[The data]:
((

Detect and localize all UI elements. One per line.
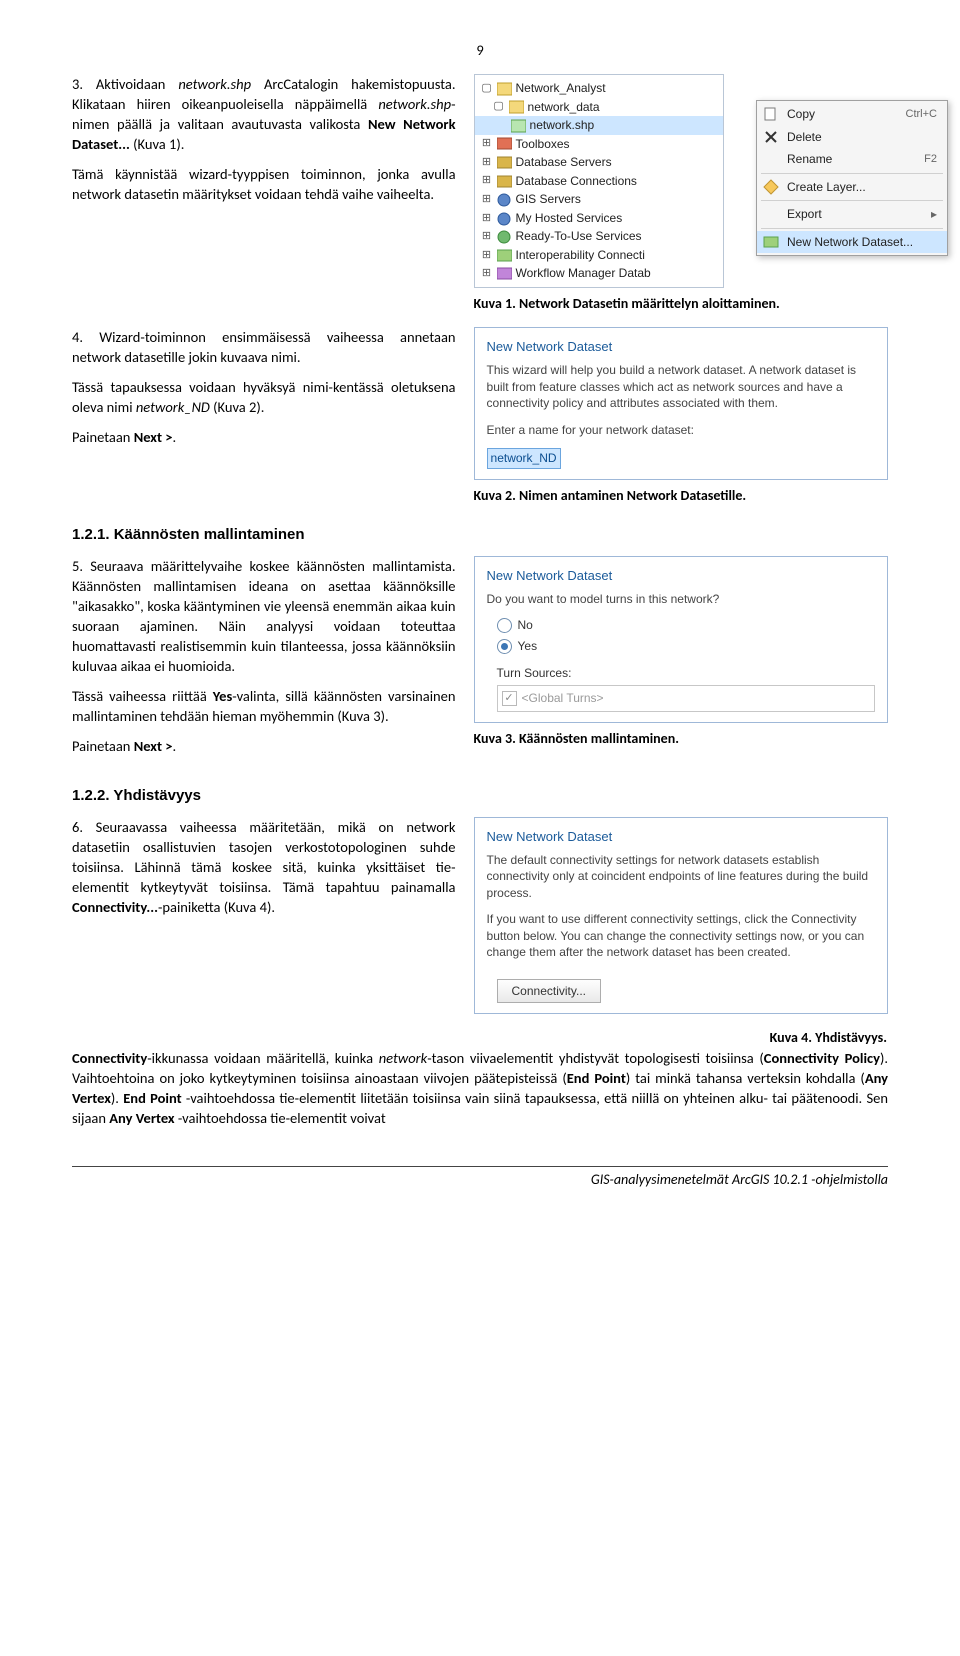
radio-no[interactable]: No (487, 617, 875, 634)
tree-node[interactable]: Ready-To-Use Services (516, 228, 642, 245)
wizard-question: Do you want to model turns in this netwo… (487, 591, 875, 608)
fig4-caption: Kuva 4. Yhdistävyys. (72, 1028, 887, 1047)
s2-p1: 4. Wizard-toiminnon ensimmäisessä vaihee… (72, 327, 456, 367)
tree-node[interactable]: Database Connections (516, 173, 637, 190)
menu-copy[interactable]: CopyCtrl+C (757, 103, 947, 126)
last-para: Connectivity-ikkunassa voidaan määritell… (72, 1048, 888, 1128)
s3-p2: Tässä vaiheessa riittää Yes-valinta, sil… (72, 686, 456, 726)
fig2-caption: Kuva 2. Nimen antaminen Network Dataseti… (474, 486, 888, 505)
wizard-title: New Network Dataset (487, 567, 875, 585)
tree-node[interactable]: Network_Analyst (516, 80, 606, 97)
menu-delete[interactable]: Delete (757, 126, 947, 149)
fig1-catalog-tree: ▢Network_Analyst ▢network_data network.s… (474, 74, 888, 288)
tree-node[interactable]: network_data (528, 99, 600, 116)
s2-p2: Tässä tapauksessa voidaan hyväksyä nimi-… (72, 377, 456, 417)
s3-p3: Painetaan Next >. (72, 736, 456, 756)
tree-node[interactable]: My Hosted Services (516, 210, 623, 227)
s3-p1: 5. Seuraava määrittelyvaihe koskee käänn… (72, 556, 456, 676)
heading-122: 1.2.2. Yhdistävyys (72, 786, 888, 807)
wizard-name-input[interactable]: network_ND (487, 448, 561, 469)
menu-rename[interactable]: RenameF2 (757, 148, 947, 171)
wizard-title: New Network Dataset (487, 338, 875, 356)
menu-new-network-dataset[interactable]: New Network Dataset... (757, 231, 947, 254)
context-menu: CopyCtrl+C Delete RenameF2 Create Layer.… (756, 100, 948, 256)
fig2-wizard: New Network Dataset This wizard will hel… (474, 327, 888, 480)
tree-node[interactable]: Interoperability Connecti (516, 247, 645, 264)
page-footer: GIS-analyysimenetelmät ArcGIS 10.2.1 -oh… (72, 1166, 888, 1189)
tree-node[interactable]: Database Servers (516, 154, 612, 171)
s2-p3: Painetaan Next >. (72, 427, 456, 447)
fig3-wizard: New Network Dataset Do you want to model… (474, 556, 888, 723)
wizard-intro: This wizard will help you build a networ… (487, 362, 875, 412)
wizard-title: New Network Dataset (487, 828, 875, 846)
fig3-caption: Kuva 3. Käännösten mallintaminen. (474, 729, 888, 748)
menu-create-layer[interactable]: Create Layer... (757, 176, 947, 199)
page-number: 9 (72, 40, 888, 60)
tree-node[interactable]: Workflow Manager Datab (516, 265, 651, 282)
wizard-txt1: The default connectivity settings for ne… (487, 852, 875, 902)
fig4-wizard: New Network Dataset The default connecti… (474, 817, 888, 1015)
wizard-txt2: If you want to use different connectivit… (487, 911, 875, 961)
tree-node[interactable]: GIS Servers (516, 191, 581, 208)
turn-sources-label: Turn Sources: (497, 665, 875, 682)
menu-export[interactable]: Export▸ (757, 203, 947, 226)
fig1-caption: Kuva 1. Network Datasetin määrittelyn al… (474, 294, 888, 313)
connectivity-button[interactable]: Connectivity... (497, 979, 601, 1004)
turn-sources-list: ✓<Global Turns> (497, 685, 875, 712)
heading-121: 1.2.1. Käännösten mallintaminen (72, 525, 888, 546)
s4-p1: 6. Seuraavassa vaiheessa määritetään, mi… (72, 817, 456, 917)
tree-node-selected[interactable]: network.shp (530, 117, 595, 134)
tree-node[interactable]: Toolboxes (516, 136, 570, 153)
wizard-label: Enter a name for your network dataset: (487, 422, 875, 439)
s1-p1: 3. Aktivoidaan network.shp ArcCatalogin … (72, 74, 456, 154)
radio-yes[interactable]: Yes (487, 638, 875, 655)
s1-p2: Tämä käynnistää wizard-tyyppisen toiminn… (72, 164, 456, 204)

))
((

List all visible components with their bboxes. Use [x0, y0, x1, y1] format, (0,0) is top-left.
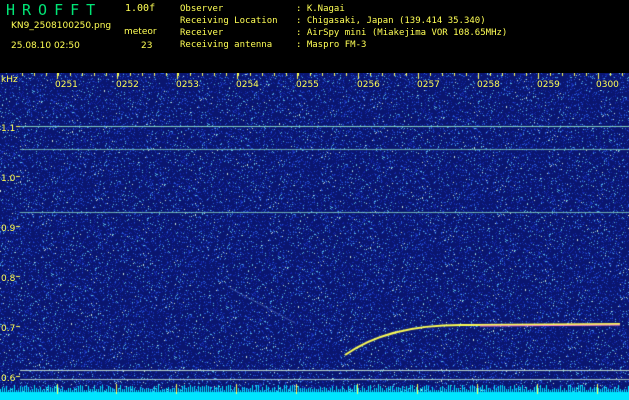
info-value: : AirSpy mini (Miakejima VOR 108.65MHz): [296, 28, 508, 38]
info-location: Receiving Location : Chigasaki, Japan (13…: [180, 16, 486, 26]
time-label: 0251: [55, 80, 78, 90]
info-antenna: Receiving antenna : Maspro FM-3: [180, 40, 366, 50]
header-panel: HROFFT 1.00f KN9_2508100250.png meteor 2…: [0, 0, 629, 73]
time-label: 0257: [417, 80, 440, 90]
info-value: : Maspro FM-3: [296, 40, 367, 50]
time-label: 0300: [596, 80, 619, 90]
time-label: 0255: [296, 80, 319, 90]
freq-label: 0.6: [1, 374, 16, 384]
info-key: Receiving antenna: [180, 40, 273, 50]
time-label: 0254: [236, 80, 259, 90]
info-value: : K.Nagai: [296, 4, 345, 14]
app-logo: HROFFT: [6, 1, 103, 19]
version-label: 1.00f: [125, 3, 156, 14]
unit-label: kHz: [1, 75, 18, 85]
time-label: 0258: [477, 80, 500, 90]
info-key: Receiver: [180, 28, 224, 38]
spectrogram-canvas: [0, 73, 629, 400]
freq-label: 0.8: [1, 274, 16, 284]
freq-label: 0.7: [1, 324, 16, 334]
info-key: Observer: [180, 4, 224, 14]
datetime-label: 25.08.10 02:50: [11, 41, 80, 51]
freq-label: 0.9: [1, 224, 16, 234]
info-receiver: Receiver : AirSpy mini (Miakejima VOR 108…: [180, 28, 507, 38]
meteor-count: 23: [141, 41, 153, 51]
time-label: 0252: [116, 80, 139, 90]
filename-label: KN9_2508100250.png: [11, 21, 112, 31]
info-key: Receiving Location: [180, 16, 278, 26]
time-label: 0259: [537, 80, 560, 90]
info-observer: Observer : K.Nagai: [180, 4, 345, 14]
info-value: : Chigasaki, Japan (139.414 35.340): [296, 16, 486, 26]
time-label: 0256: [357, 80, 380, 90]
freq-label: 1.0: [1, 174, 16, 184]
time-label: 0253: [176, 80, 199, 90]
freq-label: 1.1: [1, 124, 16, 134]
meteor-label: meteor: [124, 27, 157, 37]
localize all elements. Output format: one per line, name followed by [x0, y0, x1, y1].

))

[Instruction]: Copy verbatim every line from the one containing "List all visible" through the one containing "localize all elements.", both included. Omit the pictures.

[Exercise answer]:
List all visible components with their bboxes. Use [x0, y0, x1, y1] format, (0,0) is top-left.
info-value: : AirSpy mini (Miakejima VOR 108.65MHz): [296, 28, 508, 38]
info-location: Receiving Location : Chigasaki, Japan (13…: [180, 16, 486, 26]
time-label: 0251: [55, 80, 78, 90]
info-antenna: Receiving antenna : Maspro FM-3: [180, 40, 366, 50]
header-panel: HROFFT 1.00f KN9_2508100250.png meteor 2…: [0, 0, 629, 73]
time-label: 0257: [417, 80, 440, 90]
info-value: : Maspro FM-3: [296, 40, 367, 50]
time-label: 0300: [596, 80, 619, 90]
time-label: 0255: [296, 80, 319, 90]
freq-label: 0.6: [1, 374, 16, 384]
info-key: Receiving antenna: [180, 40, 273, 50]
time-label: 0254: [236, 80, 259, 90]
info-value: : K.Nagai: [296, 4, 345, 14]
app-logo: HROFFT: [6, 1, 103, 19]
version-label: 1.00f: [125, 3, 156, 14]
unit-label: kHz: [1, 75, 18, 85]
time-label: 0258: [477, 80, 500, 90]
info-key: Receiver: [180, 28, 224, 38]
spectrogram-canvas: [0, 73, 629, 400]
freq-label: 0.8: [1, 274, 16, 284]
freq-label: 0.7: [1, 324, 16, 334]
info-key: Observer: [180, 4, 224, 14]
datetime-label: 25.08.10 02:50: [11, 41, 80, 51]
freq-label: 0.9: [1, 224, 16, 234]
info-receiver: Receiver : AirSpy mini (Miakejima VOR 108…: [180, 28, 507, 38]
meteor-count: 23: [141, 41, 153, 51]
time-label: 0252: [116, 80, 139, 90]
filename-label: KN9_2508100250.png: [11, 21, 112, 31]
info-key: Receiving Location: [180, 16, 278, 26]
time-label: 0259: [537, 80, 560, 90]
info-observer: Observer : K.Nagai: [180, 4, 345, 14]
info-value: : Chigasaki, Japan (139.414 35.340): [296, 16, 486, 26]
time-label: 0256: [357, 80, 380, 90]
freq-label: 1.0: [1, 174, 16, 184]
time-label: 0253: [176, 80, 199, 90]
freq-label: 1.1: [1, 124, 16, 134]
meteor-label: meteor: [124, 27, 157, 37]
localize all elements. Output format: one per line, name followed by [x0, y0, x1, y1].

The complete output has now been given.